▸ **RECORDS FOR PROCESSING**
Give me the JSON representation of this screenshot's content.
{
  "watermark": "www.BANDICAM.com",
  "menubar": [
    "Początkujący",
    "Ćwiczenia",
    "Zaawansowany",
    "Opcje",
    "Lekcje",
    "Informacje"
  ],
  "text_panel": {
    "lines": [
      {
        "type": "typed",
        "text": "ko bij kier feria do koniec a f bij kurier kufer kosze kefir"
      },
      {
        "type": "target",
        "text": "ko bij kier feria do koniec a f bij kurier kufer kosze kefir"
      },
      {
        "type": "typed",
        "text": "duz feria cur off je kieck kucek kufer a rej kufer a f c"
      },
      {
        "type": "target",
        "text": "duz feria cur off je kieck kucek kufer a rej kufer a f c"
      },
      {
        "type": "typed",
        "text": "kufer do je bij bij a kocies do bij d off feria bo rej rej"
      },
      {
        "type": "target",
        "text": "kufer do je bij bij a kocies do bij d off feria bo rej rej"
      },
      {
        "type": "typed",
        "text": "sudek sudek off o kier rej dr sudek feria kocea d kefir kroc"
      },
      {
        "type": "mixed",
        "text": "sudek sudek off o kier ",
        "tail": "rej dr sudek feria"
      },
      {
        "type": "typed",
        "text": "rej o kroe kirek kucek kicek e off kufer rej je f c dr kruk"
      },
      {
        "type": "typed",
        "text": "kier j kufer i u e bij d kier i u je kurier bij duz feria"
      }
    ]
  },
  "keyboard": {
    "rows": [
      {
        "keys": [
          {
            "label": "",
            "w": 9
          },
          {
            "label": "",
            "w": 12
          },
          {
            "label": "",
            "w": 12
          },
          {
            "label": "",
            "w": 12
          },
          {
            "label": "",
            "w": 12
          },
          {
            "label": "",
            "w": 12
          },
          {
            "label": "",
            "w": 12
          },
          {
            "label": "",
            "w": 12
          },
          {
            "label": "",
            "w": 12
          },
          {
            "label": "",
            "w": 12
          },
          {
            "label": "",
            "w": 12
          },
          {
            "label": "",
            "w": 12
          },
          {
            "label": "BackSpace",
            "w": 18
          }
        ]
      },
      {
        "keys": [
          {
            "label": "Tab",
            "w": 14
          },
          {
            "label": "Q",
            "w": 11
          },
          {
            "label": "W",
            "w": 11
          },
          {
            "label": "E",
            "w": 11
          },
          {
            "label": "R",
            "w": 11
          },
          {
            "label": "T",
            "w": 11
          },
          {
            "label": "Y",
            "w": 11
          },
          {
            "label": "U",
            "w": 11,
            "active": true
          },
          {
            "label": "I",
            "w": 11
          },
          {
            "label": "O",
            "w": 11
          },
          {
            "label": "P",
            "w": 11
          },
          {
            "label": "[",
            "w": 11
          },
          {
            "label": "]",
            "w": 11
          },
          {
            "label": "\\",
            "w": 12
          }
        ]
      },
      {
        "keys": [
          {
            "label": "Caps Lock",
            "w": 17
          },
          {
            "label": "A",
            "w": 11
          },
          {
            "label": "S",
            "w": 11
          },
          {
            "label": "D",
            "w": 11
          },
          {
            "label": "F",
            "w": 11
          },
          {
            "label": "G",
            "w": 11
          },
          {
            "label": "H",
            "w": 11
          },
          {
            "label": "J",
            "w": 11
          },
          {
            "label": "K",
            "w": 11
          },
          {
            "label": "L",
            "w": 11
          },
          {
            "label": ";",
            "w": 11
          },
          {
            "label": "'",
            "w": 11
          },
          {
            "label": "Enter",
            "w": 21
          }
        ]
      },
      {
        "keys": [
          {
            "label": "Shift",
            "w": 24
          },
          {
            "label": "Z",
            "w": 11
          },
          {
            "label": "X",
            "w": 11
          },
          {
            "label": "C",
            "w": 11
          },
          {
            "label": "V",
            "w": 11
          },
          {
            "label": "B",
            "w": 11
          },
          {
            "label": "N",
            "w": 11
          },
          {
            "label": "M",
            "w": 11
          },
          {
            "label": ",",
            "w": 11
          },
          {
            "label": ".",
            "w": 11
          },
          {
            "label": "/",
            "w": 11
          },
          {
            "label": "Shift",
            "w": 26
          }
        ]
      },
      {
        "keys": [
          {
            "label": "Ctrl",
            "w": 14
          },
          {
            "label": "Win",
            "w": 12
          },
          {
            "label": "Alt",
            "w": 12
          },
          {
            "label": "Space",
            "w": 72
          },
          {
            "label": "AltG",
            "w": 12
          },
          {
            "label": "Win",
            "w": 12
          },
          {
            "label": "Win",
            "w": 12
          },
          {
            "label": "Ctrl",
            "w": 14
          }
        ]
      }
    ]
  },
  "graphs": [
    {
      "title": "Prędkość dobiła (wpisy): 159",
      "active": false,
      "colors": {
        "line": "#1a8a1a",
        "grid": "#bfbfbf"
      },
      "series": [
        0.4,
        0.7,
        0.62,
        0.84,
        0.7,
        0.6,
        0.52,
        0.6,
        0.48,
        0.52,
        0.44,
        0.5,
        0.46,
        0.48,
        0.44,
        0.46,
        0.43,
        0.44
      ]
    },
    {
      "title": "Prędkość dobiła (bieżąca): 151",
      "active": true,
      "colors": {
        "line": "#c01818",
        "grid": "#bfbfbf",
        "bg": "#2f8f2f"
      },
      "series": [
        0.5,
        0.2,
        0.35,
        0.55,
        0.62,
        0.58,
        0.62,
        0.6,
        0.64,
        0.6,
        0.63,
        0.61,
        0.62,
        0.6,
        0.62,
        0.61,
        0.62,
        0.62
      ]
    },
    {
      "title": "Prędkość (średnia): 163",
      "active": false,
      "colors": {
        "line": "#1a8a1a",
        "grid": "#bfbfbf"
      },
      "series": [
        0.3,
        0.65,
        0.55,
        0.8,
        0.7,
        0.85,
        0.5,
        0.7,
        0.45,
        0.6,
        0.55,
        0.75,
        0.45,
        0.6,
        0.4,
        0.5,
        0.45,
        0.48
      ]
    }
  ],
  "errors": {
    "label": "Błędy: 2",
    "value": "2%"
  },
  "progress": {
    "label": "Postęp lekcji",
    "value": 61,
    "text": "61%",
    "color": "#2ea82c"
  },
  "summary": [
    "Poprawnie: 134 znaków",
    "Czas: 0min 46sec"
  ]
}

▸ **YOUR OBJECTIVE**
Could you quote the material above in full, exactly as it stands?

▸ **PROBLEM SOLUTION**
Give me the JSON representation of this screenshot's content.
{
  "watermark": "www.BANDICAM.com",
  "menubar": [
    "Początkujący",
    "Ćwiczenia",
    "Zaawansowany",
    "Opcje",
    "Lekcje",
    "Informacje"
  ],
  "text_panel": {
    "lines": [
      {
        "type": "typed",
        "text": "ko bij kier feria do koniec a f bij kurier kufer kosze kefir"
      },
      {
        "type": "target",
        "text": "ko bij kier feria do koniec a f bij kurier kufer kosze kefir"
      },
      {
        "type": "typed",
        "text": "duz feria cur off je kieck kucek kufer a rej kufer a f c"
      },
      {
        "type": "target",
        "text": "duz feria cur off je kieck kucek kufer a rej kufer a f c"
      },
      {
        "type": "typed",
        "text": "kufer do je bij bij a kocies do bij d off feria bo rej rej"
      },
      {
        "type": "target",
        "text": "kufer do je bij bij a kocies do bij d off feria bo rej rej"
      },
      {
        "type": "typed",
        "text": "sudek sudek off o kier rej dr sudek feria kocea d kefir kroc"
      },
      {
        "type": "mixed",
        "text": "sudek sudek off o kier ",
        "tail": "rej dr sudek feria"
      },
      {
        "type": "typed",
        "text": "rej o kroe kirek kucek kicek e off kufer rej je f c dr kruk"
      },
      {
        "type": "typed",
        "text": "kier j kufer i u e bij d kier i u je kurier bij duz feria"
      }
    ]
  },
  "keyboard": {
    "rows": [
      {
        "keys": [
          {
            "label": "",
            "w": 9
          },
          {
            "label": "",
            "w": 12
          },
          {
            "label": "",
            "w": 12
          },
          {
            "label": "",
            "w": 12
          },
          {
            "label": "",
            "w": 12
          },
          {
            "label": "",
            "w": 12
          },
          {
            "label": "",
            "w": 12
          },
          {
            "label": "",
            "w": 12
          },
          {
            "label": "",
            "w": 12
          },
          {
            "label": "",
            "w": 12
          },
          {
            "label": "",
            "w": 12
          },
          {
            "label": "",
            "w": 12
          },
          {
            "label": "BackSpace",
            "w": 18
          }
        ]
      },
      {
        "keys": [
          {
            "label": "Tab",
            "w": 14
          },
          {
            "label": "Q",
            "w": 11
          },
          {
            "label": "W",
            "w": 11
          },
          {
            "label": "E",
            "w": 11
          },
          {
            "label": "R",
            "w": 11
          },
          {
            "label": "T",
            "w": 11
          },
          {
            "label": "Y",
            "w": 11
          },
          {
            "label": "U",
            "w": 11,
            "active": true
          },
          {
            "label": "I",
            "w": 11
          },
          {
            "label": "O",
            "w": 11
          },
          {
            "label": "P",
            "w": 11
          },
          {
            "label": "[",
            "w": 11
          },
          {
            "label": "]",
            "w": 11
          },
          {
            "label": "\\",
            "w": 12
          }
        ]
      },
      {
        "keys": [
          {
            "label": "Caps Lock",
            "w": 17
          },
          {
            "label": "A",
            "w": 11
          },
          {
            "label": "S",
            "w": 11
          },
          {
            "label": "D",
            "w": 11
          },
          {
            "label": "F",
            "w": 11
          },
          {
            "label": "G",
            "w": 11
          },
          {
            "label": "H",
            "w": 11
          },
          {
            "label": "J",
            "w": 11
          },
          {
            "label": "K",
            "w": 11
          },
          {
            "label": "L",
            "w": 11
          },
          {
            "label": ";",
            "w": 11
          },
          {
            "label": "'",
            "w": 11
          },
          {
            "label": "Enter",
            "w": 21
          }
        ]
      },
      {
        "keys": [
          {
            "label": "Shift",
            "w": 24
          },
          {
            "label": "Z",
            "w": 11
          },
          {
            "label": "X",
            "w": 11
          },
          {
            "label": "C",
            "w": 11
          },
          {
            "label": "V",
            "w": 11
          },
          {
            "label": "B",
            "w": 11
          },
          {
            "label": "N",
            "w": 11
          },
          {
            "label": "M",
            "w": 11
          },
          {
            "label": ",",
            "w": 11
          },
          {
            "label": ".",
            "w": 11
          },
          {
            "label": "/",
            "w": 11
          },
          {
            "label": "Shift",
            "w": 26
          }
        ]
      },
      {
        "keys": [
          {
            "label": "Ctrl",
            "w": 14
          },
          {
            "label": "Win",
            "w": 12
          },
          {
            "label": "Alt",
            "w": 12
          },
          {
            "label": "Space",
            "w": 72
          },
          {
            "label": "AltG",
            "w": 12
          },
          {
            "label": "Win",
            "w": 12
          },
          {
            "label": "Win",
            "w": 12
          },
          {
            "label": "Ctrl",
            "w": 14
          }
        ]
      }
    ]
  },
  "graphs": [
    {
      "title": "Prędkość dobiła (wpisy): 159",
      "active": false,
      "colors": {
        "line": "#1a8a1a",
        "grid": "#bfbfbf"
      },
      "series": [
        0.4,
        0.7,
        0.62,
        0.84,
        0.7,
        0.6,
        0.52,
        0.6,
        0.48,
        0.52,
        0.44,
        0.5,
        0.46,
        0.48,
        0.44,
        0.46,
        0.43,
        0.44
      ]
    },
    {
      "title": "Prędkość dobiła (bieżąca): 151",
      "active": true,
      "colors": {
        "line": "#c01818",
        "grid": "#bfbfbf",
        "bg": "#2f8f2f"
      },
      "series": [
        0.5,
        0.2,
        0.35,
        0.55,
        0.62,
        0.58,
        0.62,
        0.6,
        0.64,
        0.6,
        0.63,
        0.61,
        0.62,
        0.6,
        0.62,
        0.61,
        0.62,
        0.62
      ]
    },
    {
      "title": "Prędkość (średnia): 163",
      "active": false,
      "colors": {
        "line": "#1a8a1a",
        "grid": "#bfbfbf"
      },
      "series": [
        0.3,
        0.65,
        0.55,
        0.8,
        0.7,
        0.85,
        0.5,
        0.7,
        0.45,
        0.6,
        0.55,
        0.75,
        0.45,
        0.6,
        0.4,
        0.5,
        0.45,
        0.48
      ]
    }
  ],
  "errors": {
    "label": "Błędy: 2",
    "value": "2%"
  },
  "progress": {
    "label": "Postęp lekcji",
    "value": 61,
    "text": "61%",
    "color": "#2ea82c"
  },
  "summary": [
    "Poprawnie: 134 znaków",
    "Czas: 0min 46sec"
  ]
}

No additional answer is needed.